> _THE TASK_
Transcribe the listing verbatim. Do not carry over any pictures.

> _ENTRIES SUPPLIED_
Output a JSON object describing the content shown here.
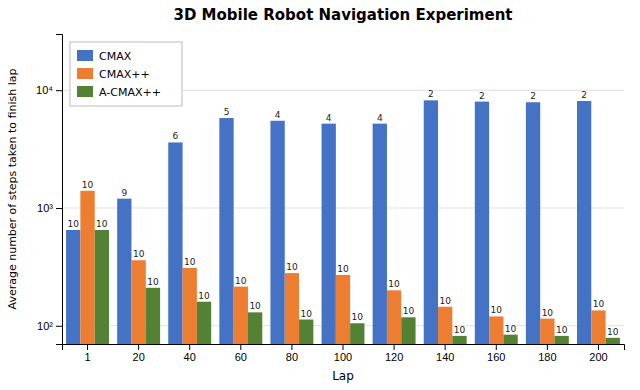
{
  "chart_data": {
    "type": "bar",
    "title": "3D Mobile Robot Navigation Experiment",
    "xlabel": "Lap",
    "ylabel": "Average number of steps taken to finish lap",
    "categories": [
      1,
      20,
      40,
      60,
      80,
      100,
      120,
      140,
      160,
      180,
      200
    ],
    "series": [
      {
        "name": "CMAX",
        "color": "#4472C4",
        "values": [
          650,
          1200,
          3600,
          5800,
          5500,
          5200,
          5200,
          8200,
          8000,
          7900,
          8100
        ],
        "labels": [
          10,
          9,
          6,
          5,
          4,
          4,
          4,
          2,
          2,
          2,
          2
        ]
      },
      {
        "name": "CMAX++",
        "color": "#ED7D31",
        "values": [
          1400,
          360,
          310,
          215,
          280,
          270,
          200,
          145,
          120,
          115,
          135
        ],
        "labels": [
          10,
          10,
          10,
          10,
          10,
          10,
          10,
          10,
          10,
          10,
          10
        ]
      },
      {
        "name": "A-CMAX++",
        "color": "#548235",
        "values": [
          650,
          210,
          160,
          130,
          113,
          105,
          118,
          82,
          84,
          82,
          79
        ],
        "labels": [
          10,
          10,
          10,
          10,
          10,
          10,
          10,
          10,
          10,
          10,
          10
        ]
      }
    ],
    "log": "y",
    "ylim": [
      70,
      30000
    ],
    "yticks": [
      {
        "value": 100,
        "label": "10²"
      },
      {
        "value": 1000,
        "label": "10³"
      },
      {
        "value": 10000,
        "label": "10⁴"
      }
    ],
    "grid": true,
    "legend": "upper left"
  }
}
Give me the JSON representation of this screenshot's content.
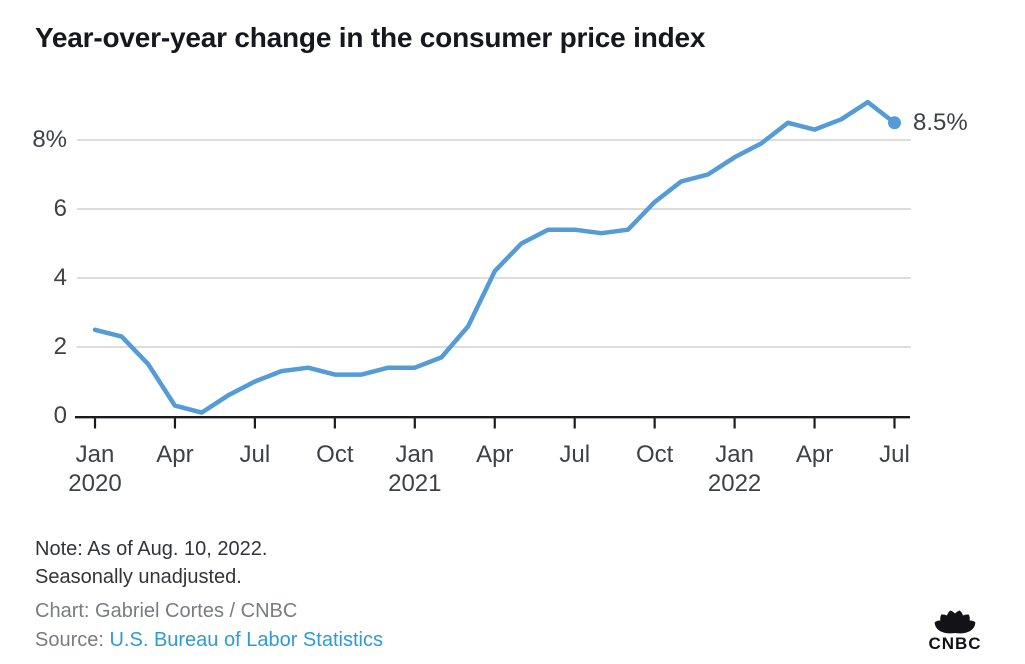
{
  "header": {
    "title": "Year-over-year change in the consumer price index"
  },
  "colors": {
    "line": "#559cd6",
    "grid": "#d2d2d2",
    "axis": "#1b1b1f",
    "tick": "#3e4247",
    "title": "#16181d",
    "note": "#323438",
    "credit": "#797c80",
    "link": "#2f9bd6"
  },
  "chart_data": {
    "type": "line",
    "title": "Year-over-year change in the consumer price index",
    "unit": "%",
    "x": [
      "Jan 2020",
      "Feb 2020",
      "Mar 2020",
      "Apr 2020",
      "May 2020",
      "Jun 2020",
      "Jul 2020",
      "Aug 2020",
      "Sep 2020",
      "Oct 2020",
      "Nov 2020",
      "Dec 2020",
      "Jan 2021",
      "Feb 2021",
      "Mar 2021",
      "Apr 2021",
      "May 2021",
      "Jun 2021",
      "Jul 2021",
      "Aug 2021",
      "Sep 2021",
      "Oct 2021",
      "Nov 2021",
      "Dec 2021",
      "Jan 2022",
      "Feb 2022",
      "Mar 2022",
      "Apr 2022",
      "May 2022",
      "Jun 2022",
      "Jul 2022"
    ],
    "values": [
      2.5,
      2.3,
      1.5,
      0.3,
      0.1,
      0.6,
      1.0,
      1.3,
      1.4,
      1.2,
      1.2,
      1.4,
      1.4,
      1.7,
      2.6,
      4.2,
      5.0,
      5.4,
      5.4,
      5.3,
      5.4,
      6.2,
      6.8,
      7.0,
      7.5,
      7.9,
      8.5,
      8.3,
      8.6,
      9.1,
      8.5
    ],
    "ylim": [
      0,
      9.5
    ],
    "yticks": [
      {
        "value": 0,
        "label": "0"
      },
      {
        "value": 2,
        "label": "2"
      },
      {
        "value": 4,
        "label": "4"
      },
      {
        "value": 6,
        "label": "6"
      },
      {
        "value": 8,
        "label": "8%"
      }
    ],
    "xticks": [
      {
        "index": 0,
        "label": "Jan",
        "year": "2020"
      },
      {
        "index": 3,
        "label": "Apr"
      },
      {
        "index": 6,
        "label": "Jul"
      },
      {
        "index": 9,
        "label": "Oct"
      },
      {
        "index": 12,
        "label": "Jan",
        "year": "2021"
      },
      {
        "index": 15,
        "label": "Apr"
      },
      {
        "index": 18,
        "label": "Jul"
      },
      {
        "index": 21,
        "label": "Oct"
      },
      {
        "index": 24,
        "label": "Jan",
        "year": "2022"
      },
      {
        "index": 27,
        "label": "Apr"
      },
      {
        "index": 30,
        "label": "Jul"
      }
    ],
    "end_label": "8.5%",
    "grid": "horizontal-only",
    "legend": "none",
    "line_color": "#559cd6"
  },
  "footer": {
    "note_line1": "Note: As of Aug. 10, 2022.",
    "note_line2": "Seasonally unadjusted.",
    "credit": "Chart: Gabriel Cortes / CNBC",
    "source_prefix": "Source: ",
    "source_link": "U.S. Bureau of Labor Statistics",
    "logo": "CNBC"
  }
}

> _WRITTEN RESPONSE_
Output a JSON object describing the content shown here.
{
  "chart_data": {
    "type": "bar",
    "title": "3D Mobile Robot Navigation Experiment",
    "xlabel": "Lap",
    "ylabel": "Average number of steps taken to finish lap",
    "categories": [
      1,
      20,
      40,
      60,
      80,
      100,
      120,
      140,
      160,
      180,
      200
    ],
    "series": [
      {
        "name": "CMAX",
        "color": "#4472C4",
        "values": [
          650,
          1200,
          3600,
          5800,
          5500,
          5200,
          5200,
          8200,
          8000,
          7900,
          8100
        ],
        "labels": [
          10,
          9,
          6,
          5,
          4,
          4,
          4,
          2,
          2,
          2,
          2
        ]
      },
      {
        "name": "CMAX++",
        "color": "#ED7D31",
        "values": [
          1400,
          360,
          310,
          215,
          280,
          270,
          200,
          145,
          120,
          115,
          135
        ],
        "labels": [
          10,
          10,
          10,
          10,
          10,
          10,
          10,
          10,
          10,
          10,
          10
        ]
      },
      {
        "name": "A-CMAX++",
        "color": "#548235",
        "values": [
          650,
          210,
          160,
          130,
          113,
          105,
          118,
          82,
          84,
          82,
          79
        ],
        "labels": [
          10,
          10,
          10,
          10,
          10,
          10,
          10,
          10,
          10,
          10,
          10
        ]
      }
    ],
    "log": "y",
    "ylim": [
      70,
      30000
    ],
    "yticks": [
      {
        "value": 100,
        "label": "10²"
      },
      {
        "value": 1000,
        "label": "10³"
      },
      {
        "value": 10000,
        "label": "10⁴"
      }
    ],
    "grid": true,
    "legend": "upper left"
  }
}
Give me the JSON representation of this screenshot's content.
{
  "header": {
    "title": "Year-over-year change in the consumer price index"
  },
  "colors": {
    "line": "#559cd6",
    "grid": "#d2d2d2",
    "axis": "#1b1b1f",
    "tick": "#3e4247",
    "title": "#16181d",
    "note": "#323438",
    "credit": "#797c80",
    "link": "#2f9bd6"
  },
  "chart_data": {
    "type": "line",
    "title": "Year-over-year change in the consumer price index",
    "unit": "%",
    "x": [
      "Jan 2020",
      "Feb 2020",
      "Mar 2020",
      "Apr 2020",
      "May 2020",
      "Jun 2020",
      "Jul 2020",
      "Aug 2020",
      "Sep 2020",
      "Oct 2020",
      "Nov 2020",
      "Dec 2020",
      "Jan 2021",
      "Feb 2021",
      "Mar 2021",
      "Apr 2021",
      "May 2021",
      "Jun 2021",
      "Jul 2021",
      "Aug 2021",
      "Sep 2021",
      "Oct 2021",
      "Nov 2021",
      "Dec 2021",
      "Jan 2022",
      "Feb 2022",
      "Mar 2022",
      "Apr 2022",
      "May 2022",
      "Jun 2022",
      "Jul 2022"
    ],
    "values": [
      2.5,
      2.3,
      1.5,
      0.3,
      0.1,
      0.6,
      1.0,
      1.3,
      1.4,
      1.2,
      1.2,
      1.4,
      1.4,
      1.7,
      2.6,
      4.2,
      5.0,
      5.4,
      5.4,
      5.3,
      5.4,
      6.2,
      6.8,
      7.0,
      7.5,
      7.9,
      8.5,
      8.3,
      8.6,
      9.1,
      8.5
    ],
    "ylim": [
      0,
      9.5
    ],
    "yticks": [
      {
        "value": 0,
        "label": "0"
      },
      {
        "value": 2,
        "label": "2"
      },
      {
        "value": 4,
        "label": "4"
      },
      {
        "value": 6,
        "label": "6"
      },
      {
        "value": 8,
        "label": "8%"
      }
    ],
    "xticks": [
      {
        "index": 0,
        "label": "Jan",
        "year": "2020"
      },
      {
        "index": 3,
        "label": "Apr"
      },
      {
        "index": 6,
        "label": "Jul"
      },
      {
        "index": 9,
        "label": "Oct"
      },
      {
        "index": 12,
        "label": "Jan",
        "year": "2021"
      },
      {
        "index": 15,
        "label": "Apr"
      },
      {
        "index": 18,
        "label": "Jul"
      },
      {
        "index": 21,
        "label": "Oct"
      },
      {
        "index": 24,
        "label": "Jan",
        "year": "2022"
      },
      {
        "index": 27,
        "label": "Apr"
      },
      {
        "index": 30,
        "label": "Jul"
      }
    ],
    "end_label": "8.5%",
    "grid": "horizontal-only",
    "legend": "none",
    "line_color": "#559cd6"
  },
  "footer": {
    "note_line1": "Note: As of Aug. 10, 2022.",
    "note_line2": "Seasonally unadjusted.",
    "credit": "Chart: Gabriel Cortes / CNBC",
    "source_prefix": "Source: ",
    "source_link": "U.S. Bureau of Labor Statistics",
    "logo": "CNBC"
  }
}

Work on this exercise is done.